** START Given records **

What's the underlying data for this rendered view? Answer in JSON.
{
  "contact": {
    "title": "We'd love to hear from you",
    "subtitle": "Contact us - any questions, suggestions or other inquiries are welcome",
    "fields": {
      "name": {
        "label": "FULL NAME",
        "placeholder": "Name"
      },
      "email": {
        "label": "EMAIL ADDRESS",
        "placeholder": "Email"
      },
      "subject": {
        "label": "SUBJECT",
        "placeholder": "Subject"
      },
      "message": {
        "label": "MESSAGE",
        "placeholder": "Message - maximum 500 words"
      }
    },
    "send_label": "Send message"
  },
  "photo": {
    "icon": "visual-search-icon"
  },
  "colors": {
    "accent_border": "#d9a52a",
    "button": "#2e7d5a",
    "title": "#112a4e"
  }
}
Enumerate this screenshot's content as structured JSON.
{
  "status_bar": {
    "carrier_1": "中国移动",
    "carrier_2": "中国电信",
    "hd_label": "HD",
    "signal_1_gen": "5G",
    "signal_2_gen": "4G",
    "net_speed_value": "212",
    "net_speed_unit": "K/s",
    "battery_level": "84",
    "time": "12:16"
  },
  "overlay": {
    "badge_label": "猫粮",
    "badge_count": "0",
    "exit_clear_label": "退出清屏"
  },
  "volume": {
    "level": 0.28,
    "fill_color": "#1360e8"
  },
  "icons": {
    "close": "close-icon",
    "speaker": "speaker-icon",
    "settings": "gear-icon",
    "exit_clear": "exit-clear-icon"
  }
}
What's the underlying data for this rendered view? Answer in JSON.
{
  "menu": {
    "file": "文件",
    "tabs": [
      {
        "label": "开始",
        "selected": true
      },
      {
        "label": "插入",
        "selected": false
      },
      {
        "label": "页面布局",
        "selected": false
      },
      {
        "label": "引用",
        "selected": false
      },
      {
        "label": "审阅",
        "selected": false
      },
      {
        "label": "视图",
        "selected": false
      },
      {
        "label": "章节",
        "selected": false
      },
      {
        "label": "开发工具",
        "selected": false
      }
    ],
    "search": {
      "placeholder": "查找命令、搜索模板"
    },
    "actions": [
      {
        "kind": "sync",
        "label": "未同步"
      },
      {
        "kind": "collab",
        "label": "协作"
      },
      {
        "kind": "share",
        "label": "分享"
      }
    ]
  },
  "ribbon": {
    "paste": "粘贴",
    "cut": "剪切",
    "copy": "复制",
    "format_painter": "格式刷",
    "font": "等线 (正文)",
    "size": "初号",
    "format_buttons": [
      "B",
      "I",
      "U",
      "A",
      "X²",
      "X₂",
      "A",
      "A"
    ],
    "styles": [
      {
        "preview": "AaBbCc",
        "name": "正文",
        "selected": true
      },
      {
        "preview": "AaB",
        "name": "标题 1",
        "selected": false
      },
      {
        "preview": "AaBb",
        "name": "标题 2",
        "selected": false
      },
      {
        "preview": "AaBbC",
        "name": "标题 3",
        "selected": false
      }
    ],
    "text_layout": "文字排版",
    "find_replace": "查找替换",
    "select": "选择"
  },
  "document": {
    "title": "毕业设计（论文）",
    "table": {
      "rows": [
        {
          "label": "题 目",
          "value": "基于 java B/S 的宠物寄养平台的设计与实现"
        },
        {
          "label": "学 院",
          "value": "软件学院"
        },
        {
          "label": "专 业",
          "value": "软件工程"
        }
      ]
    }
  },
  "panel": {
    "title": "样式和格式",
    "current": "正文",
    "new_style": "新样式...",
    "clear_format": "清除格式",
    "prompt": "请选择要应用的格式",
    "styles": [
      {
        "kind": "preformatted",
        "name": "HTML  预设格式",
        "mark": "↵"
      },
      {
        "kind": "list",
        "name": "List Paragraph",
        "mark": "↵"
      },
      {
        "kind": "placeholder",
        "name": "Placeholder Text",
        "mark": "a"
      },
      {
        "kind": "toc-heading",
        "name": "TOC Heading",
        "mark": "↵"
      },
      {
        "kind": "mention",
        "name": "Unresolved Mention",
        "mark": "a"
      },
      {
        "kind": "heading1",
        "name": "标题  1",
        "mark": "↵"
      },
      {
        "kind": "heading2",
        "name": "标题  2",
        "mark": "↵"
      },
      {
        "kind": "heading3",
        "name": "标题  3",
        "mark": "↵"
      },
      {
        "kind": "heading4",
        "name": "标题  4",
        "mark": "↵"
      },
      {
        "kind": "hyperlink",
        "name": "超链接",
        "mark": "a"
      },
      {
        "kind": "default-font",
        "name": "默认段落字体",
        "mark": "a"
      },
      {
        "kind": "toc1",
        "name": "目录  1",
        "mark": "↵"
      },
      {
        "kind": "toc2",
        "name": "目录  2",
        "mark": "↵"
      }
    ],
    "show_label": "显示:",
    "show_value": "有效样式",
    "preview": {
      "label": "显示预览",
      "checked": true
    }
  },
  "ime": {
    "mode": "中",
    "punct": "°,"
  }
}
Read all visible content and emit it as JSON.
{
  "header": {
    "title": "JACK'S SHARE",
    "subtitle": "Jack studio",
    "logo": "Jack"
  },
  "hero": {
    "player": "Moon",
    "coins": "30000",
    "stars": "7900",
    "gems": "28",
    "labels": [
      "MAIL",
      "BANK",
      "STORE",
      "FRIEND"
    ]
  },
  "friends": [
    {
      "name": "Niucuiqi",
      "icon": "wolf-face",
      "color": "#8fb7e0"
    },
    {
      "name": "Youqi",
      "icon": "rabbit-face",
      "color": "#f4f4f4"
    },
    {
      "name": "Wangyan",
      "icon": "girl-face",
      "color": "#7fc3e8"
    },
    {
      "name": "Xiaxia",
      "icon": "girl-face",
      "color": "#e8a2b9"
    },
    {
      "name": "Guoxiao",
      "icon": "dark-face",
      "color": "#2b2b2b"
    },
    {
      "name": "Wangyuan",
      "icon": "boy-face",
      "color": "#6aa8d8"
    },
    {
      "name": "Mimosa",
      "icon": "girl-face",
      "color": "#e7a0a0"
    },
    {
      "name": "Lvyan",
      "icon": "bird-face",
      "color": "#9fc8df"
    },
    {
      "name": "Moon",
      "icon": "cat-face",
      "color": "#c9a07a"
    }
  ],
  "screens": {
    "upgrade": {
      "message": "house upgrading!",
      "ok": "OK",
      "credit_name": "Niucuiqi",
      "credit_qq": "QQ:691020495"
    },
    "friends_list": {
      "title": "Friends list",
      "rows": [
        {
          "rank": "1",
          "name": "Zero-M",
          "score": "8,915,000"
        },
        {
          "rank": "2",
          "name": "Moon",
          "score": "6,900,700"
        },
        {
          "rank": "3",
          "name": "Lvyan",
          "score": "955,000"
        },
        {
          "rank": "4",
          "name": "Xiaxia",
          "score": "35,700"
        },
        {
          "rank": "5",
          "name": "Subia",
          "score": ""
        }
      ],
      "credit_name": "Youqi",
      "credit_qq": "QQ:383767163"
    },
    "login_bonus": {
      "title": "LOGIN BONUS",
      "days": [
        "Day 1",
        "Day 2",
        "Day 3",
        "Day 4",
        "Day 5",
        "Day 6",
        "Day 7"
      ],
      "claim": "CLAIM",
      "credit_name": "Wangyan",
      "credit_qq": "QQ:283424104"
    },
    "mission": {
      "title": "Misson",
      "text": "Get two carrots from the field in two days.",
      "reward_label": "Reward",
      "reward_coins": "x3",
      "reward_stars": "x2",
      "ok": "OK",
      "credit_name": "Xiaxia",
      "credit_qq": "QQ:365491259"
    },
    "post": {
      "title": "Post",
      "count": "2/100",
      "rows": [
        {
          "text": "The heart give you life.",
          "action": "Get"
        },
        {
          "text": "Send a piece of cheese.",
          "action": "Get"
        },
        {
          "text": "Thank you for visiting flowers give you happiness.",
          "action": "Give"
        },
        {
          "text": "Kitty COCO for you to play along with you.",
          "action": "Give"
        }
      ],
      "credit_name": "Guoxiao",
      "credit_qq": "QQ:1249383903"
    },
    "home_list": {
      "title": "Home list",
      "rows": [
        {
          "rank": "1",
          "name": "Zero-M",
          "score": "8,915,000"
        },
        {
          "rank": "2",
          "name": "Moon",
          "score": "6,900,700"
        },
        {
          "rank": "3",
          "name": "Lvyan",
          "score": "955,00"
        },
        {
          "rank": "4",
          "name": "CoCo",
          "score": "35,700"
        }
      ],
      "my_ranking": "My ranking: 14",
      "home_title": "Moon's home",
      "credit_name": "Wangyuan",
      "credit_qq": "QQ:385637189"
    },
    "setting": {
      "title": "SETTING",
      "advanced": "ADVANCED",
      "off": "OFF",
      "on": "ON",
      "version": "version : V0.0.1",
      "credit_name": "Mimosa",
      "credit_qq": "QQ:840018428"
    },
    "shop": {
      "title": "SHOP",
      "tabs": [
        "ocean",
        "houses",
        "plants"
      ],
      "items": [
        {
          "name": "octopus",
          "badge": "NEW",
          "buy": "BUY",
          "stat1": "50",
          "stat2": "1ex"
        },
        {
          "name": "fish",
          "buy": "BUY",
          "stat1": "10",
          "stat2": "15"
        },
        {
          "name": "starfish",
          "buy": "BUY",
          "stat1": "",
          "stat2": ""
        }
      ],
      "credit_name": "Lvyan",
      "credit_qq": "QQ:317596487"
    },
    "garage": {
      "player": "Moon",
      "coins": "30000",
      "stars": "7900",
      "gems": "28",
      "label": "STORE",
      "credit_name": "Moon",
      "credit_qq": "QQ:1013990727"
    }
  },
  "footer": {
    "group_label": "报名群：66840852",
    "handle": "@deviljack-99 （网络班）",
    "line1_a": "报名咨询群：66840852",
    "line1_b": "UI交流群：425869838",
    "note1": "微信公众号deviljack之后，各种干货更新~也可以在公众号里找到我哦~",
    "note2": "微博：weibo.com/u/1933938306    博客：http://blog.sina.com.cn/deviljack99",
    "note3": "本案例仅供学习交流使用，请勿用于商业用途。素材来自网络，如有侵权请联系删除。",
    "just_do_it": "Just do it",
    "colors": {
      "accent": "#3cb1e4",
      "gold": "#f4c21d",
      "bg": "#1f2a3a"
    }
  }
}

** END Given records **

• Exercise brief:
Look over the material above and show each line where "days" appears.

• Result for this exercise:
      "days": [
      "text": "Get two carrots from the field in two days.",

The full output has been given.